> [Data extract]:
## BEGIN
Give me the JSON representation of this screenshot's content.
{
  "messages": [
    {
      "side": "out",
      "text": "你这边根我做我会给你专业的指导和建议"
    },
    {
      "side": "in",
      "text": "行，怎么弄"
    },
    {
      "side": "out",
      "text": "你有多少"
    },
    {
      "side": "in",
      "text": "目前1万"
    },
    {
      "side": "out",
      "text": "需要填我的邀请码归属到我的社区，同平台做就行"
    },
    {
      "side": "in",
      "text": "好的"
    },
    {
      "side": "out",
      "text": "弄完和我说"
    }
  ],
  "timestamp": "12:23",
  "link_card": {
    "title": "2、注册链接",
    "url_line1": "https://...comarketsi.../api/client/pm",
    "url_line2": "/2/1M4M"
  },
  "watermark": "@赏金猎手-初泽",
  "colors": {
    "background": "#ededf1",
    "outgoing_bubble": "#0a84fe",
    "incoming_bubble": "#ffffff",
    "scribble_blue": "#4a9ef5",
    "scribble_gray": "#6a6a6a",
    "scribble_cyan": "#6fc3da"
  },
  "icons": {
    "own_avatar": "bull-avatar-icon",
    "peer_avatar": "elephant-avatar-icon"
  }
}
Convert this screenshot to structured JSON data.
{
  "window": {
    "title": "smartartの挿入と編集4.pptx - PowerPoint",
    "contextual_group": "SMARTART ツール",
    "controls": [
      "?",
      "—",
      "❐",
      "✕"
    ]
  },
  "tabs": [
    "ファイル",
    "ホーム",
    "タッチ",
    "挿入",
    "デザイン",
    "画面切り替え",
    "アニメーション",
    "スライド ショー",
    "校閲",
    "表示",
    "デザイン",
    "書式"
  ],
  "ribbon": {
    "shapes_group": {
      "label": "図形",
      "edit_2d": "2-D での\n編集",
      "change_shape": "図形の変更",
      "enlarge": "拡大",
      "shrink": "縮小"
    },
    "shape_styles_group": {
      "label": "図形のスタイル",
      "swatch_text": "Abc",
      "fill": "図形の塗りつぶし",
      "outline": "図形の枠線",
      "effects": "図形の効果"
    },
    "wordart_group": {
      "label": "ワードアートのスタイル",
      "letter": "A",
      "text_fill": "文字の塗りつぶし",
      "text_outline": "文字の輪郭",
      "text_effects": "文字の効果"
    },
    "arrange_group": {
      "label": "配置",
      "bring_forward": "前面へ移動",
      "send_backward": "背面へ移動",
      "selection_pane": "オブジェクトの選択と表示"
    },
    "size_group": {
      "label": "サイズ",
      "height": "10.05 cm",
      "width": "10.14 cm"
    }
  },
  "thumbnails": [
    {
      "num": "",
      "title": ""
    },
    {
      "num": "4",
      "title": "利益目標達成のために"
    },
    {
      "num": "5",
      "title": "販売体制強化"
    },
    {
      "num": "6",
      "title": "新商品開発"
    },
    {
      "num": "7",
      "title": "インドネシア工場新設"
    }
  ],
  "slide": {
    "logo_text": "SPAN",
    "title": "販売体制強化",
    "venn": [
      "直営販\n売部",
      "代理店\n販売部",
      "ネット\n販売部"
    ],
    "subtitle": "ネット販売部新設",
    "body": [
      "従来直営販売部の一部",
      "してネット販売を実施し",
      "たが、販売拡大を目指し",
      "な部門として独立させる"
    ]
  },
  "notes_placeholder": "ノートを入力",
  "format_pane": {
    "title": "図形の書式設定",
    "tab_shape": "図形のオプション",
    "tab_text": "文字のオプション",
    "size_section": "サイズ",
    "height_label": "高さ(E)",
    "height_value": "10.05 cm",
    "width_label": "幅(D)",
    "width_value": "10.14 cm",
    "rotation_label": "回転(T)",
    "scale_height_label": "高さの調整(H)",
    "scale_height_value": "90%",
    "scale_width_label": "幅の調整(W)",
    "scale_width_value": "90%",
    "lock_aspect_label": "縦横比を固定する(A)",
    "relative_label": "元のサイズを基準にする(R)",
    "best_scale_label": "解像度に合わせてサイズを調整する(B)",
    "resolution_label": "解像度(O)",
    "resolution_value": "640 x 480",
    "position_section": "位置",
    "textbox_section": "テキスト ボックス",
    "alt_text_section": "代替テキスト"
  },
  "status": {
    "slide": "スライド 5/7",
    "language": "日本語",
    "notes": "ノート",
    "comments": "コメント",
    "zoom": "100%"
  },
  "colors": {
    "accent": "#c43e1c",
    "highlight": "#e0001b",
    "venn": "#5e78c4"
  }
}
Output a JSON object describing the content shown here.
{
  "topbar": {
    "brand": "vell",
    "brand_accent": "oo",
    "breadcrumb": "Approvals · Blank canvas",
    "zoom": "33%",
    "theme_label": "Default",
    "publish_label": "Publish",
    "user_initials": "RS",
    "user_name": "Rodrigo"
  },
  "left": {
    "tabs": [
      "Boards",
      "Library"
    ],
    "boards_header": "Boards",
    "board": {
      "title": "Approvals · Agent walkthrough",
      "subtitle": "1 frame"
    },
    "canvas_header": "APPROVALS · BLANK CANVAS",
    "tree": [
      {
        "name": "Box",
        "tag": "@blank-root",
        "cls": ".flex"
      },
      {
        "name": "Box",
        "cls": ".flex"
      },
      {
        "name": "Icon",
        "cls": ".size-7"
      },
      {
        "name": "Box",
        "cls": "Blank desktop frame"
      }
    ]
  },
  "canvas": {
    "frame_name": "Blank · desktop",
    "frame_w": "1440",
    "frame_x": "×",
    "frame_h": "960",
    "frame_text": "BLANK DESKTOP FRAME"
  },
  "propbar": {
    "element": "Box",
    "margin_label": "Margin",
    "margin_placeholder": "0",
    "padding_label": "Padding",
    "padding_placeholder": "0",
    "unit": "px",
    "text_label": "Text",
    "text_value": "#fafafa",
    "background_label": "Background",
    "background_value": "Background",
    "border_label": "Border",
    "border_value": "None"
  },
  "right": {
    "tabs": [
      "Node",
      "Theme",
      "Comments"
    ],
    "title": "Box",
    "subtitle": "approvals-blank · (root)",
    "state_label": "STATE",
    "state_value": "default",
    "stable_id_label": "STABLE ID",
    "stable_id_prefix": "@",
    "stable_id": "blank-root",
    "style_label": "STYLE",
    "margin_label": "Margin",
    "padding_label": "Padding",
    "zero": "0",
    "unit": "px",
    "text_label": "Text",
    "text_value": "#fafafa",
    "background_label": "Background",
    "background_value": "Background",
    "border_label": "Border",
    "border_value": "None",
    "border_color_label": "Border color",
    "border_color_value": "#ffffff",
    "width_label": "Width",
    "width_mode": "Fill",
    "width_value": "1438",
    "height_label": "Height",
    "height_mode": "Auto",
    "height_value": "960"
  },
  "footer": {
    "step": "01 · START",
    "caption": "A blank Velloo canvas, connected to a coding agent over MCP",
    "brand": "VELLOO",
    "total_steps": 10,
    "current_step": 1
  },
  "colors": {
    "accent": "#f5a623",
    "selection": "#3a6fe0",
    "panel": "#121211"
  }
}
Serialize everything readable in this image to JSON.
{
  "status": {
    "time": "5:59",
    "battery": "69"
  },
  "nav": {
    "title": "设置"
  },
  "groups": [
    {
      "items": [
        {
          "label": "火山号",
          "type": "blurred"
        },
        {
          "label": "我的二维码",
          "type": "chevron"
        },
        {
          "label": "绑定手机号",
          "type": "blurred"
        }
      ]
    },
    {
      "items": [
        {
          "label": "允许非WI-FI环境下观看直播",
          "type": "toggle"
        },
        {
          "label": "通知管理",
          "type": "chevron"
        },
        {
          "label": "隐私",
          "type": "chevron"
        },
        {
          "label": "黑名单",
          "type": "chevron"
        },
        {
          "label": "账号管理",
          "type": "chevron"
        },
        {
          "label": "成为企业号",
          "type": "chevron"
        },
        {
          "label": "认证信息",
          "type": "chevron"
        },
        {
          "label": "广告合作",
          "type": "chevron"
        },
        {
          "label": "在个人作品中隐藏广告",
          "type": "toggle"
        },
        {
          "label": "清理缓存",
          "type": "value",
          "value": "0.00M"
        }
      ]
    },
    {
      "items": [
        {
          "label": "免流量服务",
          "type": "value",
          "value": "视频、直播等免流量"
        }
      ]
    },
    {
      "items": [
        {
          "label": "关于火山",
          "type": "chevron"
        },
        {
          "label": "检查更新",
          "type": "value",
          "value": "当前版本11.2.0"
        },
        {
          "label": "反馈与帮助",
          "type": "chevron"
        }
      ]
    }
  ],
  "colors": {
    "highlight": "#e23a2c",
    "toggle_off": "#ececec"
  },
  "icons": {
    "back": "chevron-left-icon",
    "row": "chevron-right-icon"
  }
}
## END
> [Task statement]:
Locate all lines in the listing above with the word "None" and copy them.

> [Completed exercise]:
    "border_value": "None"
    "border_value": "None",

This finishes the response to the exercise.